* TO BE DONE *
Copy out all the entries exactly.

___ INFORMATION SHOWN ___

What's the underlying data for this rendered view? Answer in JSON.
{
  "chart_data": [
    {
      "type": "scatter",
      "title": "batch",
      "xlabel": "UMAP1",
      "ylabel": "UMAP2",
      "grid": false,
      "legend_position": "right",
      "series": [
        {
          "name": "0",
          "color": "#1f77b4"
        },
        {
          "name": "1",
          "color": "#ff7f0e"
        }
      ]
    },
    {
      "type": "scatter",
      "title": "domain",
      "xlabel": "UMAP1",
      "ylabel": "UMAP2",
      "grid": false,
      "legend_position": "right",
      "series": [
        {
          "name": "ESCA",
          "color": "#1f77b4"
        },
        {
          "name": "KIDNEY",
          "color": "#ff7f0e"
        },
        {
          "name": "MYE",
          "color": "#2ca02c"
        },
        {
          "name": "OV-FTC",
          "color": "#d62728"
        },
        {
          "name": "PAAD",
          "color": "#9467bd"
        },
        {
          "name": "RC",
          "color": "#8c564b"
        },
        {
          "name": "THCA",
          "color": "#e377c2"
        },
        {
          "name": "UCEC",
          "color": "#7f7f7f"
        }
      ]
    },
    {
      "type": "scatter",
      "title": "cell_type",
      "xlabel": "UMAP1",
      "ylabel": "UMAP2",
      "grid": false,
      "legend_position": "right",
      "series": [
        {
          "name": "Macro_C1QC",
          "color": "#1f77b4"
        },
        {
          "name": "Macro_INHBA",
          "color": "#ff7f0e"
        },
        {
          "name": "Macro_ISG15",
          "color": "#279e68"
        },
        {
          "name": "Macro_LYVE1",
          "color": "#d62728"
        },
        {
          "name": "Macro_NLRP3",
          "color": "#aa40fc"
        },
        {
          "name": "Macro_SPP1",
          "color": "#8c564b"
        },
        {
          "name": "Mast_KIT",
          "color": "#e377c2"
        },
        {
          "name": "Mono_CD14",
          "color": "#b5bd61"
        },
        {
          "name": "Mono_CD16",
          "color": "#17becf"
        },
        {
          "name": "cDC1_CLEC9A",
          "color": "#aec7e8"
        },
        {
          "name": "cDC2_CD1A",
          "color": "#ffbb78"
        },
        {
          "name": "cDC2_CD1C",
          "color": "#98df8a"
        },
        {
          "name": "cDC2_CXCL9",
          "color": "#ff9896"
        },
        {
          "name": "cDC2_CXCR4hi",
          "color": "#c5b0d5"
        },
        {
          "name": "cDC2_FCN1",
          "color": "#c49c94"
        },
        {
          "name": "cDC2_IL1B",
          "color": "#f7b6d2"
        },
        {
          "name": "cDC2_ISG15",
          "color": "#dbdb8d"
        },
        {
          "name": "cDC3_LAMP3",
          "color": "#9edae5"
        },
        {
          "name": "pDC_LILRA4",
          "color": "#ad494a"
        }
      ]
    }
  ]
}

___

* FINAL RESULT *
What's the underlying data for this rendered view? Answer in JSON.
{
  "chart_data": [
    {
      "type": "scatter",
      "title": "batch",
      "xlabel": "UMAP1",
      "ylabel": "UMAP2",
      "grid": false,
      "legend_position": "right",
      "series": [
        {
          "name": "0",
          "color": "#1f77b4"
        },
        {
          "name": "1",
          "color": "#ff7f0e"
        }
      ]
    },
    {
      "type": "scatter",
      "title": "domain",
      "xlabel": "UMAP1",
      "ylabel": "UMAP2",
      "grid": false,
      "legend_position": "right",
      "series": [
        {
          "name": "ESCA",
          "color": "#1f77b4"
        },
        {
          "name": "KIDNEY",
          "color": "#ff7f0e"
        },
        {
          "name": "MYE",
          "color": "#2ca02c"
        },
        {
          "name": "OV-FTC",
          "color": "#d62728"
        },
        {
          "name": "PAAD",
          "color": "#9467bd"
        },
        {
          "name": "RC",
          "color": "#8c564b"
        },
        {
          "name": "THCA",
          "color": "#e377c2"
        },
        {
          "name": "UCEC",
          "color": "#7f7f7f"
        }
      ]
    },
    {
      "type": "scatter",
      "title": "cell_type",
      "xlabel": "UMAP1",
      "ylabel": "UMAP2",
      "grid": false,
      "legend_position": "right",
      "series": [
        {
          "name": "Macro_C1QC",
          "color": "#1f77b4"
        },
        {
          "name": "Macro_INHBA",
          "color": "#ff7f0e"
        },
        {
          "name": "Macro_ISG15",
          "color": "#279e68"
        },
        {
          "name": "Macro_LYVE1",
          "color": "#d62728"
        },
        {
          "name": "Macro_NLRP3",
          "color": "#aa40fc"
        },
        {
          "name": "Macro_SPP1",
          "color": "#8c564b"
        },
        {
          "name": "Mast_KIT",
          "color": "#e377c2"
        },
        {
          "name": "Mono_CD14",
          "color": "#b5bd61"
        },
        {
          "name": "Mono_CD16",
          "color": "#17becf"
        },
        {
          "name": "cDC1_CLEC9A",
          "color": "#aec7e8"
        },
        {
          "name": "cDC2_CD1A",
          "color": "#ffbb78"
        },
        {
          "name": "cDC2_CD1C",
          "color": "#98df8a"
        },
        {
          "name": "cDC2_CXCL9",
          "color": "#ff9896"
        },
        {
          "name": "cDC2_CXCR4hi",
          "color": "#c5b0d5"
        },
        {
          "name": "cDC2_FCN1",
          "color": "#c49c94"
        },
        {
          "name": "cDC2_IL1B",
          "color": "#f7b6d2"
        },
        {
          "name": "cDC2_ISG15",
          "color": "#dbdb8d"
        },
        {
          "name": "cDC3_LAMP3",
          "color": "#9edae5"
        },
        {
          "name": "pDC_LILRA4",
          "color": "#ad494a"
        }
      ]
    }
  ]
}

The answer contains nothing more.